> _Short task_
Please give these lines again, switching every "data-point-series-2" to "data-point-group-2" and leaving all else unchanged.

■ ■ ■ ■

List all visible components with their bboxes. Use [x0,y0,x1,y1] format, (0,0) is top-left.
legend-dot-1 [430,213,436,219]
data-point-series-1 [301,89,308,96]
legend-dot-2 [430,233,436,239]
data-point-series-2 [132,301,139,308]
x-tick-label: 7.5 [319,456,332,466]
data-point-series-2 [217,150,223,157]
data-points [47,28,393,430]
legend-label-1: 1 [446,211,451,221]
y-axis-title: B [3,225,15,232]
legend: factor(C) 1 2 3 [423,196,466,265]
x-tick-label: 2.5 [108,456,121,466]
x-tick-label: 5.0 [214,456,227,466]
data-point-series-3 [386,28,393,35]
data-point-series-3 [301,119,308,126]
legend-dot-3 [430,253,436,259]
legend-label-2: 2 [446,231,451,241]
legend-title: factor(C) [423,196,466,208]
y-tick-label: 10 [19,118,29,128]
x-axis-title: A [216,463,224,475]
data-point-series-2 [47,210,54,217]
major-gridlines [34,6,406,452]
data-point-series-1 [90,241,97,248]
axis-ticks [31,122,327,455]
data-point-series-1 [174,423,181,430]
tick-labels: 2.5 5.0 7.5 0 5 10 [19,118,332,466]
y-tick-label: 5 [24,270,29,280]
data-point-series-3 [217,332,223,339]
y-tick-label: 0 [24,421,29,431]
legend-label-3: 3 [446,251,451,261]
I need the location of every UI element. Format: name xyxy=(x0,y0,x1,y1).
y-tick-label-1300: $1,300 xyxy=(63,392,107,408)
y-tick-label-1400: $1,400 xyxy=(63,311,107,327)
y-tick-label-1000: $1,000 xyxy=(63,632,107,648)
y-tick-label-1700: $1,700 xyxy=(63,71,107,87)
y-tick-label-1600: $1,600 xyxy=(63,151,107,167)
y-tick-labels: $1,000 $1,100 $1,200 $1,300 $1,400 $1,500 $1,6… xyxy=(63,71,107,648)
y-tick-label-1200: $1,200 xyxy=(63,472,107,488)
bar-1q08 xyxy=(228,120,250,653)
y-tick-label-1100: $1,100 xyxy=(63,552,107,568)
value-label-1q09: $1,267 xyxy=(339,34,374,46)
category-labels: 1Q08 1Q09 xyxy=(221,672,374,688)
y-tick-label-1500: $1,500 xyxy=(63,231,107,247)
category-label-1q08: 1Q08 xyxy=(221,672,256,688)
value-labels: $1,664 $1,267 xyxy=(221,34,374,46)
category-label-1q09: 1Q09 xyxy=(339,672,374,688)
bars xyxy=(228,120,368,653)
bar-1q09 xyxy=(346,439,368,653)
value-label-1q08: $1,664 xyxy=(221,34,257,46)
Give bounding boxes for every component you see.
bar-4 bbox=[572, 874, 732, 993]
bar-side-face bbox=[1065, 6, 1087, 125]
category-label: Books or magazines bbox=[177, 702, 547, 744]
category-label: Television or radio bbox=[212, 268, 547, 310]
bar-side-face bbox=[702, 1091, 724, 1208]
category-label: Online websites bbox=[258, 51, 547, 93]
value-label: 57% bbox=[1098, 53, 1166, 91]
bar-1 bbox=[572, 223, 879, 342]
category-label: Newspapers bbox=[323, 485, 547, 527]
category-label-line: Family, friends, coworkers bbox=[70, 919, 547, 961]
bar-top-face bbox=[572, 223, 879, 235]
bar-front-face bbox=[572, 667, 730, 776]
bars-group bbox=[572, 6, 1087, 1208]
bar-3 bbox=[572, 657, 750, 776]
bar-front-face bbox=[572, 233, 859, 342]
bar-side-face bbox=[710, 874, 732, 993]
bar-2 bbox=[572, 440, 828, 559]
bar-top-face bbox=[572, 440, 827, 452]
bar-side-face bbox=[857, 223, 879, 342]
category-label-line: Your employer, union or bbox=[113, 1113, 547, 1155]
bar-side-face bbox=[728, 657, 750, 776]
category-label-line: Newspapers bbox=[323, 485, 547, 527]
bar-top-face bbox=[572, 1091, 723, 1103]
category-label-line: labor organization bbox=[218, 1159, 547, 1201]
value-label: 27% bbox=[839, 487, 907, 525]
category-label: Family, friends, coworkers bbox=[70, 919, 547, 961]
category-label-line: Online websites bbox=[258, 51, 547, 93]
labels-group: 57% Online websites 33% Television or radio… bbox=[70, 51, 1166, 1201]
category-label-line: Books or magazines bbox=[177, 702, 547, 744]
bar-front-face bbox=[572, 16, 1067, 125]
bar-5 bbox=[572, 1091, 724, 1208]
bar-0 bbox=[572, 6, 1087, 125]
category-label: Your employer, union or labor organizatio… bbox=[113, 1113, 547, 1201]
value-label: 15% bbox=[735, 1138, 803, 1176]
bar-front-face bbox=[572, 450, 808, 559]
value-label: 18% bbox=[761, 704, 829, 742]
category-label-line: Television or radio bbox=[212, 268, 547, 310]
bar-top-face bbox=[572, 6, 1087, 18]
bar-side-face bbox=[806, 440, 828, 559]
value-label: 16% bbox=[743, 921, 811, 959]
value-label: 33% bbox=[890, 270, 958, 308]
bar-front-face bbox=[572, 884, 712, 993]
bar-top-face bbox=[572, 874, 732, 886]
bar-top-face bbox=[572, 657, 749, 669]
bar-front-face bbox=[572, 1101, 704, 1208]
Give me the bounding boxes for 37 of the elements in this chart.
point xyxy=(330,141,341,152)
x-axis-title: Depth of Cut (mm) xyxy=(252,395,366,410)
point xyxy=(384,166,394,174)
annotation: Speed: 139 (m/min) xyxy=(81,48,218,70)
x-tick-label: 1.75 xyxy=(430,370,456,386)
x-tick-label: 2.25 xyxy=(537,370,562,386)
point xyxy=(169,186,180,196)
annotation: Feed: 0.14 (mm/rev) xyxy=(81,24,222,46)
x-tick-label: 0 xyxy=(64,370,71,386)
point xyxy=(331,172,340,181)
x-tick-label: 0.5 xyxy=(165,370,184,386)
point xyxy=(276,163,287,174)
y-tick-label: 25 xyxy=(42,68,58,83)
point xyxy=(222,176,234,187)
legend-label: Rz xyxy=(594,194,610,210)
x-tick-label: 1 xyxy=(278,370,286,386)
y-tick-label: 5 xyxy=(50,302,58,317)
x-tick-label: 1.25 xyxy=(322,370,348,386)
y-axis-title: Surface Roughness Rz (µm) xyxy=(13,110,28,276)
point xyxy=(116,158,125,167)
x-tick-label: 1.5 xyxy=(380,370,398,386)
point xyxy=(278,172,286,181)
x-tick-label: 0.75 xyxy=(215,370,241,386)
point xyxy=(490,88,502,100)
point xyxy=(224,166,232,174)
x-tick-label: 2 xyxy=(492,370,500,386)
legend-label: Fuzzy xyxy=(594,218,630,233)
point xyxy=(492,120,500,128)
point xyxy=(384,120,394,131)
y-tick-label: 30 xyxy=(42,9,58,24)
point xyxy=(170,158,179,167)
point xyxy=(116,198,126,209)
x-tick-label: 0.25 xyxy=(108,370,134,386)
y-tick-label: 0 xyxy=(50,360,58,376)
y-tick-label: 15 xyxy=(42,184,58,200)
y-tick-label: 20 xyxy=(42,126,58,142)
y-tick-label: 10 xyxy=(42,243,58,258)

■ ■ ■ ■

> _Written reply_
List all visible components with their bboxes. Use [x0,y0,x1,y1] format, (0,0) is top-left.
legend-dot-1 [430,213,436,219]
data-point-series-1 [301,89,308,96]
legend-dot-2 [430,233,436,239]
data-point-group-2 [132,301,139,308]
x-tick-label: 7.5 [319,456,332,466]
data-point-group-2 [217,150,223,157]
data-points [47,28,393,430]
legend-label-1: 1 [446,211,451,221]
y-axis-title: B [3,225,15,232]
legend: factor(C) 1 2 3 [423,196,466,265]
x-tick-label: 2.5 [108,456,121,466]
x-tick-label: 5.0 [214,456,227,466]
data-point-series-3 [386,28,393,35]
data-point-series-3 [301,119,308,126]
legend-dot-3 [430,253,436,259]
legend-label-2: 2 [446,231,451,241]
legend-title: factor(C) [423,196,466,208]
y-tick-label: 10 [19,118,29,128]
x-axis-title: A [216,463,224,475]
data-point-group-2 [47,210,54,217]
major-gridlines [34,6,406,452]
data-point-series-1 [90,241,97,248]
axis-ticks [31,122,327,455]
data-point-series-1 [174,423,181,430]
tick-labels: 2.5 5.0 7.5 0 5 10 [19,118,332,466]
y-tick-label: 5 [24,270,29,280]
data-point-series-3 [217,332,223,339]
y-tick-label: 0 [24,421,29,431]
legend-label-3: 3 [446,251,451,261]
I need the location of every UI element. Format: name xyxy=(x0,y0,x1,y1).
y-tick-label-1300: $1,300 xyxy=(63,392,107,408)
y-tick-label-1400: $1,400 xyxy=(63,311,107,327)
y-tick-label-1000: $1,000 xyxy=(63,632,107,648)
y-tick-label-1700: $1,700 xyxy=(63,71,107,87)
y-tick-label-1600: $1,600 xyxy=(63,151,107,167)
y-tick-labels: $1,000 $1,100 $1,200 $1,300 $1,400 $1,500 $1,6… xyxy=(63,71,107,648)
y-tick-label-1200: $1,200 xyxy=(63,472,107,488)
bar-1q08 xyxy=(228,120,250,653)
y-tick-label-1100: $1,100 xyxy=(63,552,107,568)
value-label-1q09: $1,267 xyxy=(339,34,374,46)
category-labels: 1Q08 1Q09 xyxy=(221,672,374,688)
y-tick-label-1500: $1,500 xyxy=(63,231,107,247)
category-label-1q08: 1Q08 xyxy=(221,672,256,688)
value-labels: $1,664 $1,267 xyxy=(221,34,374,46)
category-label-1q09: 1Q09 xyxy=(339,672,374,688)
bars xyxy=(228,120,368,653)
bar-1q09 xyxy=(346,439,368,653)
value-label-1q08: $1,664 xyxy=(221,34,257,46)
Give bounding boxes for every component you see.
bar-4 bbox=[572, 874, 732, 993]
bar-side-face bbox=[1065, 6, 1087, 125]
category-label: Books or magazines bbox=[177, 702, 547, 744]
category-label: Television or radio bbox=[212, 268, 547, 310]
bar-side-face bbox=[702, 1091, 724, 1208]
category-label: Online websites bbox=[258, 51, 547, 93]
value-label: 57% bbox=[1098, 53, 1166, 91]
bar-1 bbox=[572, 223, 879, 342]
category-label: Newspapers bbox=[323, 485, 547, 527]
category-label-line: Family, friends, coworkers bbox=[70, 919, 547, 961]
bar-top-face bbox=[572, 223, 879, 235]
bar-front-face bbox=[572, 667, 730, 776]
bars-group bbox=[572, 6, 1087, 1208]
bar-3 bbox=[572, 657, 750, 776]
bar-front-face bbox=[572, 233, 859, 342]
bar-side-face bbox=[710, 874, 732, 993]
bar-2 bbox=[572, 440, 828, 559]
bar-top-face bbox=[572, 440, 827, 452]
bar-side-face bbox=[857, 223, 879, 342]
category-label-line: Your employer, union or bbox=[113, 1113, 547, 1155]
bar-side-face bbox=[728, 657, 750, 776]
category-label-line: Newspapers bbox=[323, 485, 547, 527]
bar-top-face bbox=[572, 1091, 723, 1103]
category-label-line: labor organization bbox=[218, 1159, 547, 1201]
value-label: 27% bbox=[839, 487, 907, 525]
category-label: Family, friends, coworkers bbox=[70, 919, 547, 961]
category-label-line: Online websites bbox=[258, 51, 547, 93]
labels-group: 57% Online websites 33% Television or radio… bbox=[70, 51, 1166, 1201]
category-label-line: Books or magazines bbox=[177, 702, 547, 744]
bar-front-face bbox=[572, 16, 1067, 125]
bar-5 bbox=[572, 1091, 724, 1208]
bar-0 bbox=[572, 6, 1087, 125]
category-label: Your employer, union or labor organizatio… bbox=[113, 1113, 547, 1201]
value-label: 15% bbox=[735, 1138, 803, 1176]
bar-front-face bbox=[572, 450, 808, 559]
value-label: 18% bbox=[761, 704, 829, 742]
category-label-line: Television or radio bbox=[212, 268, 547, 310]
bar-top-face bbox=[572, 6, 1087, 18]
bar-side-face bbox=[806, 440, 828, 559]
value-label: 16% bbox=[743, 921, 811, 959]
value-label: 33% bbox=[890, 270, 958, 308]
bar-front-face bbox=[572, 884, 712, 993]
bar-top-face bbox=[572, 874, 732, 886]
bar-top-face bbox=[572, 657, 749, 669]
bar-front-face bbox=[572, 1101, 704, 1208]
Give me the bounding boxes for 37 of the elements in this chart.
point xyxy=(330,141,341,152)
x-axis-title: Depth of Cut (mm) xyxy=(252,395,366,410)
point xyxy=(384,166,394,174)
annotation: Speed: 139 (m/min) xyxy=(81,48,218,70)
x-tick-label: 1.75 xyxy=(430,370,456,386)
x-tick-label: 2.25 xyxy=(537,370,562,386)
point xyxy=(169,186,180,196)
annotation: Feed: 0.14 (mm/rev) xyxy=(81,24,222,46)
x-tick-label: 0 xyxy=(64,370,71,386)
point xyxy=(331,172,340,181)
x-tick-label: 0.5 xyxy=(165,370,184,386)
point xyxy=(276,163,287,174)
y-tick-label: 25 xyxy=(42,68,58,83)
point xyxy=(222,176,234,187)
legend-label: Rz xyxy=(594,194,610,210)
x-tick-label: 1 xyxy=(278,370,286,386)
y-tick-label: 5 xyxy=(50,302,58,317)
x-tick-label: 1.25 xyxy=(322,370,348,386)
y-axis-title: Surface Roughness Rz (µm) xyxy=(13,110,28,276)
point xyxy=(116,158,125,167)
x-tick-label: 1.5 xyxy=(380,370,398,386)
point xyxy=(278,172,286,181)
x-tick-label: 0.75 xyxy=(215,370,241,386)
point xyxy=(490,88,502,100)
point xyxy=(224,166,232,174)
x-tick-label: 2 xyxy=(492,370,500,386)
legend-label: Fuzzy xyxy=(594,218,630,233)
point xyxy=(492,120,500,128)
point xyxy=(384,120,394,131)
y-tick-label: 30 xyxy=(42,9,58,24)
point xyxy=(170,158,179,167)
point xyxy=(116,198,126,209)
x-tick-label: 0.25 xyxy=(108,370,134,386)
y-tick-label: 0 xyxy=(50,360,58,376)
y-tick-label: 15 xyxy=(42,184,58,200)
y-tick-label: 20 xyxy=(42,126,58,142)
y-tick-label: 10 xyxy=(42,243,58,258)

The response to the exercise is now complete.